**** EXTRACTED ENTRIES ****

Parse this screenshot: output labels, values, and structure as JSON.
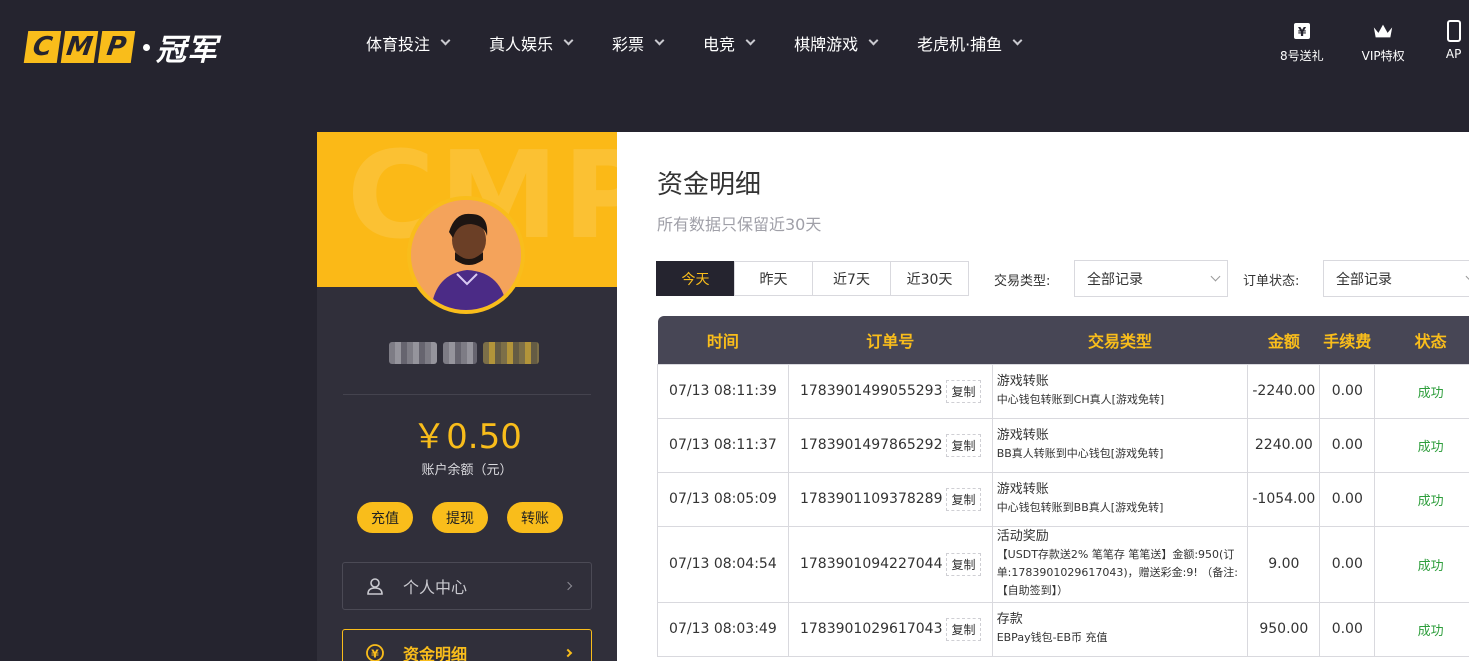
{
  "brand": {
    "logo_letters": [
      "C",
      "M",
      "P"
    ],
    "logo_text": "冠军"
  },
  "nav": [
    {
      "label": "体育投注"
    },
    {
      "label": "真人娱乐"
    },
    {
      "label": "彩票"
    },
    {
      "label": "电竞"
    },
    {
      "label": "棋牌游戏"
    },
    {
      "label": "老虎机·捕鱼"
    }
  ],
  "top_right": [
    {
      "label": "8号送礼",
      "icon": "gift-icon"
    },
    {
      "label": "VIP特权",
      "icon": "crown-icon"
    },
    {
      "label": "AP",
      "icon": "app-icon"
    }
  ],
  "profile": {
    "banner_watermark": "CMP",
    "balance": "￥0.50",
    "balance_label": "账户余额（元）",
    "actions": [
      "充值",
      "提现",
      "转账"
    ],
    "menu": [
      {
        "label": "个人中心",
        "icon": "user-icon"
      },
      {
        "label": "资金明细",
        "icon": "money-icon"
      }
    ]
  },
  "page": {
    "title": "资金明细",
    "subtitle": "所有数据只保留近30天",
    "tabs": [
      "今天",
      "昨天",
      "近7天",
      "近30天"
    ],
    "filters": [
      {
        "label": "交易类型:",
        "value": "全部记录"
      },
      {
        "label": "订单状态:",
        "value": "全部记录"
      }
    ]
  },
  "table": {
    "headers": [
      "时间",
      "订单号",
      "交易类型",
      "金额",
      "手续费",
      "状态"
    ],
    "copy_label": "复制",
    "rows": [
      {
        "time": "07/13 08:11:39",
        "order": "1783901499055293",
        "type": "游戏转账",
        "detail": "中心钱包转账到CH真人[游戏免转]",
        "amount": "-2240.00",
        "fee": "0.00",
        "status": "成功"
      },
      {
        "time": "07/13 08:11:37",
        "order": "1783901497865292",
        "type": "游戏转账",
        "detail": "BB真人转账到中心钱包[游戏免转]",
        "amount": "2240.00",
        "fee": "0.00",
        "status": "成功"
      },
      {
        "time": "07/13 08:05:09",
        "order": "1783901109378289",
        "type": "游戏转账",
        "detail": "中心钱包转账到BB真人[游戏免转]",
        "amount": "-1054.00",
        "fee": "0.00",
        "status": "成功"
      },
      {
        "time": "07/13 08:04:54",
        "order": "1783901094227044",
        "type": "活动奖励",
        "detail": "【USDT存款送2% 笔笔存 笔笔送】金额:950(订单:1783901029617043)，赠送彩金:9! （备注:【自助签到】）",
        "amount": "9.00",
        "fee": "0.00",
        "status": "成功"
      },
      {
        "time": "07/13 08:03:49",
        "order": "1783901029617043",
        "type": "存款",
        "detail": "EBPay钱包-EB币 充值",
        "amount": "950.00",
        "fee": "0.00",
        "status": "成功"
      }
    ]
  },
  "colors": {
    "accent": "#f9bd1b",
    "bg_dark": "#25242f",
    "panel": "#302f3a",
    "success": "#2e9e3c"
  }
}
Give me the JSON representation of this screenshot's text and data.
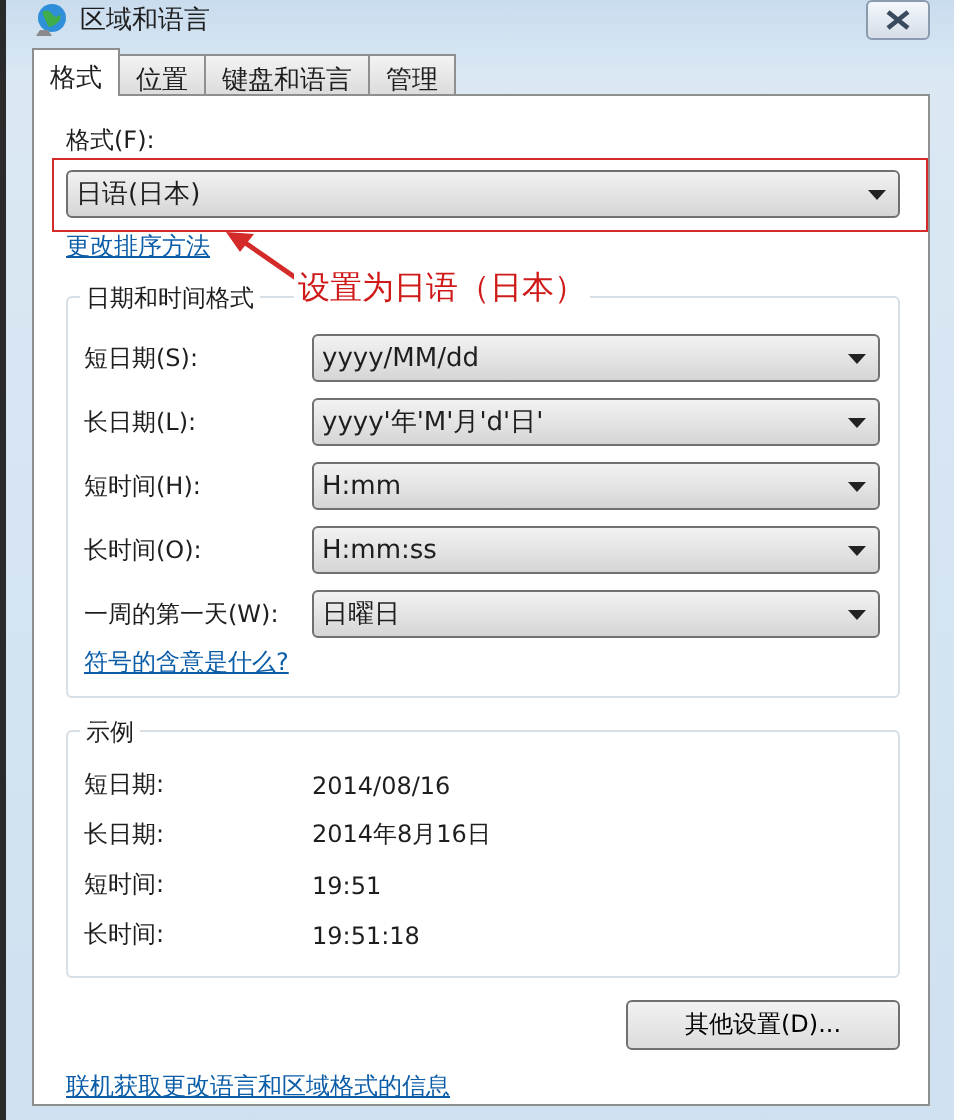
{
  "window": {
    "title": "区域和语言"
  },
  "tabs": [
    {
      "label": "格式",
      "selected": true
    },
    {
      "label": "位置",
      "selected": false
    },
    {
      "label": "键盘和语言",
      "selected": false
    },
    {
      "label": "管理",
      "selected": false
    }
  ],
  "format": {
    "label": "格式(F):",
    "value": "日语(日本)",
    "link": "更改排序方法"
  },
  "annotation": {
    "text": "设置为日语（日本）"
  },
  "datetime_group": {
    "title": "日期和时间格式",
    "rows": [
      {
        "label": "短日期(S):",
        "value": "yyyy/MM/dd"
      },
      {
        "label": "长日期(L):",
        "value": "yyyy'年'M'月'd'日'"
      },
      {
        "label": "短时间(H):",
        "value": "H:mm"
      },
      {
        "label": "长时间(O):",
        "value": "H:mm:ss"
      },
      {
        "label": "一周的第一天(W):",
        "value": "日曜日"
      }
    ],
    "link": "符号的含意是什么?"
  },
  "example_group": {
    "title": "示例",
    "rows": [
      {
        "label": "短日期:",
        "value": "2014/08/16"
      },
      {
        "label": "长日期:",
        "value": "2014年8月16日"
      },
      {
        "label": "短时间:",
        "value": "19:51"
      },
      {
        "label": "长时间:",
        "value": "19:51:18"
      }
    ]
  },
  "buttons": [
    "其他设置(D)..."
  ],
  "footer_link": "联机获取更改语言和区域格式的信息"
}
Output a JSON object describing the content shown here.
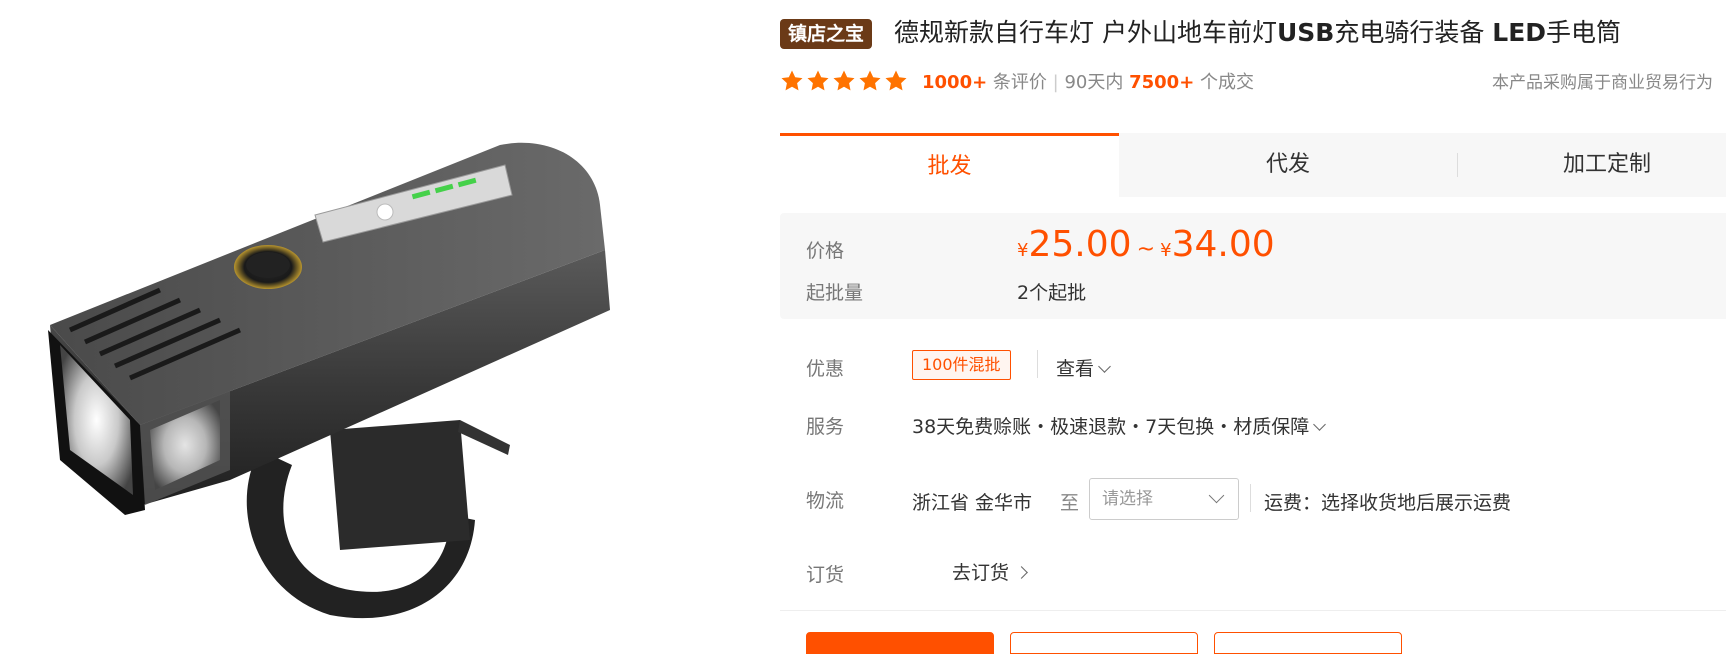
{
  "product": {
    "badge": "镇店之宝",
    "title_parts": [
      "德规新款自行车灯 户外山地车前灯",
      "USB",
      "充电骑行装备 ",
      "LED",
      "手电筒"
    ],
    "image_alt": "bicycle front light"
  },
  "rating": {
    "stars": 5,
    "reviews_count": "1000+",
    "reviews_label": "条评价",
    "sep": "|",
    "period": "90天内",
    "deals_count": "7500+",
    "deals_label": "个成交",
    "notice": "本产品采购属于商业贸易行为"
  },
  "tabs": [
    {
      "label": "批发",
      "active": true
    },
    {
      "label": "代发",
      "active": false
    },
    {
      "label": "加工定制",
      "active": false
    }
  ],
  "price": {
    "label": "价格",
    "currency": "¥",
    "min": "25.00",
    "tilde": "~",
    "max": "34.00",
    "moq_label": "起批量",
    "moq_value": "2个起批"
  },
  "promo": {
    "label": "优惠",
    "tag": "100件混批",
    "view": "查看"
  },
  "service": {
    "label": "服务",
    "text": "38天免费赊账・极速退款・7天包换・材质保障"
  },
  "logistics": {
    "label": "物流",
    "origin": "浙江省 金华市",
    "to": "至",
    "select_placeholder": "请选择",
    "fee_text": "运费：选择收货地后展示运费"
  },
  "order": {
    "label": "订货",
    "link": "去订货"
  },
  "colors": {
    "accent": "#ff5000",
    "badge_bg": "#6b3a17",
    "star": "#ff7300"
  }
}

****

- SET PROBLEM
Repeat the data in full and exactly. Omit pictures.

- THE OUTPUT
Parse this screenshot: output labels, values, and structure as JSON.
{
  "brand": {
    "logo_letters": [
      "C",
      "M",
      "P"
    ],
    "logo_text": "冠军"
  },
  "nav": [
    {
      "label": "体育投注"
    },
    {
      "label": "真人娱乐"
    },
    {
      "label": "彩票"
    },
    {
      "label": "电竞"
    },
    {
      "label": "棋牌游戏"
    },
    {
      "label": "老虎机·捕鱼"
    }
  ],
  "top_right": [
    {
      "label": "8号送礼",
      "icon": "gift-icon"
    },
    {
      "label": "VIP特权",
      "icon": "crown-icon"
    },
    {
      "label": "AP",
      "icon": "app-icon"
    }
  ],
  "profile": {
    "banner_watermark": "CMP",
    "balance": "￥0.50",
    "balance_label": "账户余额（元）",
    "actions": [
      "充值",
      "提现",
      "转账"
    ],
    "menu": [
      {
        "label": "个人中心",
        "icon": "user-icon"
      },
      {
        "label": "资金明细",
        "icon": "money-icon"
      }
    ]
  },
  "page": {
    "title": "资金明细",
    "subtitle": "所有数据只保留近30天",
    "tabs": [
      "今天",
      "昨天",
      "近7天",
      "近30天"
    ],
    "filters": [
      {
        "label": "交易类型:",
        "value": "全部记录"
      },
      {
        "label": "订单状态:",
        "value": "全部记录"
      }
    ]
  },
  "table": {
    "headers": [
      "时间",
      "订单号",
      "交易类型",
      "金额",
      "手续费",
      "状态"
    ],
    "copy_label": "复制",
    "rows": [
      {
        "time": "07/13 08:11:39",
        "order": "1783901499055293",
        "type": "游戏转账",
        "detail": "中心钱包转账到CH真人[游戏免转]",
        "amount": "-2240.00",
        "fee": "0.00",
        "status": "成功"
      },
      {
        "time": "07/13 08:11:37",
        "order": "1783901497865292",
        "type": "游戏转账",
        "detail": "BB真人转账到中心钱包[游戏免转]",
        "amount": "2240.00",
        "fee": "0.00",
        "status": "成功"
      },
      {
        "time": "07/13 08:05:09",
        "order": "1783901109378289",
        "type": "游戏转账",
        "detail": "中心钱包转账到BB真人[游戏免转]",
        "amount": "-1054.00",
        "fee": "0.00",
        "status": "成功"
      },
      {
        "time": "07/13 08:04:54",
        "order": "1783901094227044",
        "type": "活动奖励",
        "detail": "【USDT存款送2% 笔笔存 笔笔送】金额:950(订单:1783901029617043)，赠送彩金:9! （备注:【自助签到】）",
        "amount": "9.00",
        "fee": "0.00",
        "status": "成功"
      },
      {
        "time": "07/13 08:03:49",
        "order": "1783901029617043",
        "type": "存款",
        "detail": "EBPay钱包-EB币 充值",
        "amount": "950.00",
        "fee": "0.00",
        "status": "成功"
      }
    ]
  },
  "colors": {
    "accent": "#f9bd1b",
    "bg_dark": "#25242f",
    "panel": "#302f3a",
    "success": "#2e9e3c"
  }
}
Give me the JSON representation of this screenshot's text and data.
{
  "window": {
    "title": "区域和语言"
  },
  "tabs": [
    {
      "label": "格式",
      "selected": true
    },
    {
      "label": "位置",
      "selected": false
    },
    {
      "label": "键盘和语言",
      "selected": false
    },
    {
      "label": "管理",
      "selected": false
    }
  ],
  "format": {
    "label": "格式(F):",
    "value": "日语(日本)",
    "link": "更改排序方法"
  },
  "annotation": {
    "text": "设置为日语（日本）"
  },
  "datetime_group": {
    "title": "日期和时间格式",
    "rows": [
      {
        "label": "短日期(S):",
        "value": "yyyy/MM/dd"
      },
      {
        "label": "长日期(L):",
        "value": "yyyy'年'M'月'd'日'"
      },
      {
        "label": "短时间(H):",
        "value": "H:mm"
      },
      {
        "label": "长时间(O):",
        "value": "H:mm:ss"
      },
      {
        "label": "一周的第一天(W):",
        "value": "日曜日"
      }
    ],
    "link": "符号的含意是什么?"
  },
  "example_group": {
    "title": "示例",
    "rows": [
      {
        "label": "短日期:",
        "value": "2014/08/16"
      },
      {
        "label": "长日期:",
        "value": "2014年8月16日"
      },
      {
        "label": "短时间:",
        "value": "19:51"
      },
      {
        "label": "长时间:",
        "value": "19:51:18"
      }
    ]
  },
  "buttons": [
    "其他设置(D)..."
  ],
  "footer_link": "联机获取更改语言和区域格式的信息"
}
Output a JSON object describing the content shown here.
{
  "product": {
    "badge": "镇店之宝",
    "title_parts": [
      "德规新款自行车灯 户外山地车前灯",
      "USB",
      "充电骑行装备 ",
      "LED",
      "手电筒"
    ],
    "image_alt": "bicycle front light"
  },
  "rating": {
    "stars": 5,
    "reviews_count": "1000+",
    "reviews_label": "条评价",
    "sep": "|",
    "period": "90天内",
    "deals_count": "7500+",
    "deals_label": "个成交",
    "notice": "本产品采购属于商业贸易行为"
  },
  "tabs": [
    {
      "label": "批发",
      "active": true
    },
    {
      "label": "代发",
      "active": false
    },
    {
      "label": "加工定制",
      "active": false
    }
  ],
  "price": {
    "label": "价格",
    "currency": "¥",
    "min": "25.00",
    "tilde": "~",
    "max": "34.00",
    "moq_label": "起批量",
    "moq_value": "2个起批"
  },
  "promo": {
    "label": "优惠",
    "tag": "100件混批",
    "view": "查看"
  },
  "service": {
    "label": "服务",
    "text": "38天免费赊账・极速退款・7天包换・材质保障"
  },
  "logistics": {
    "label": "物流",
    "origin": "浙江省 金华市",
    "to": "至",
    "select_placeholder": "请选择",
    "fee_text": "运费：选择收货地后展示运费"
  },
  "order": {
    "label": "订货",
    "link": "去订货"
  },
  "colors": {
    "accent": "#ff5000",
    "badge_bg": "#6b3a17",
    "star": "#ff7300"
  }
}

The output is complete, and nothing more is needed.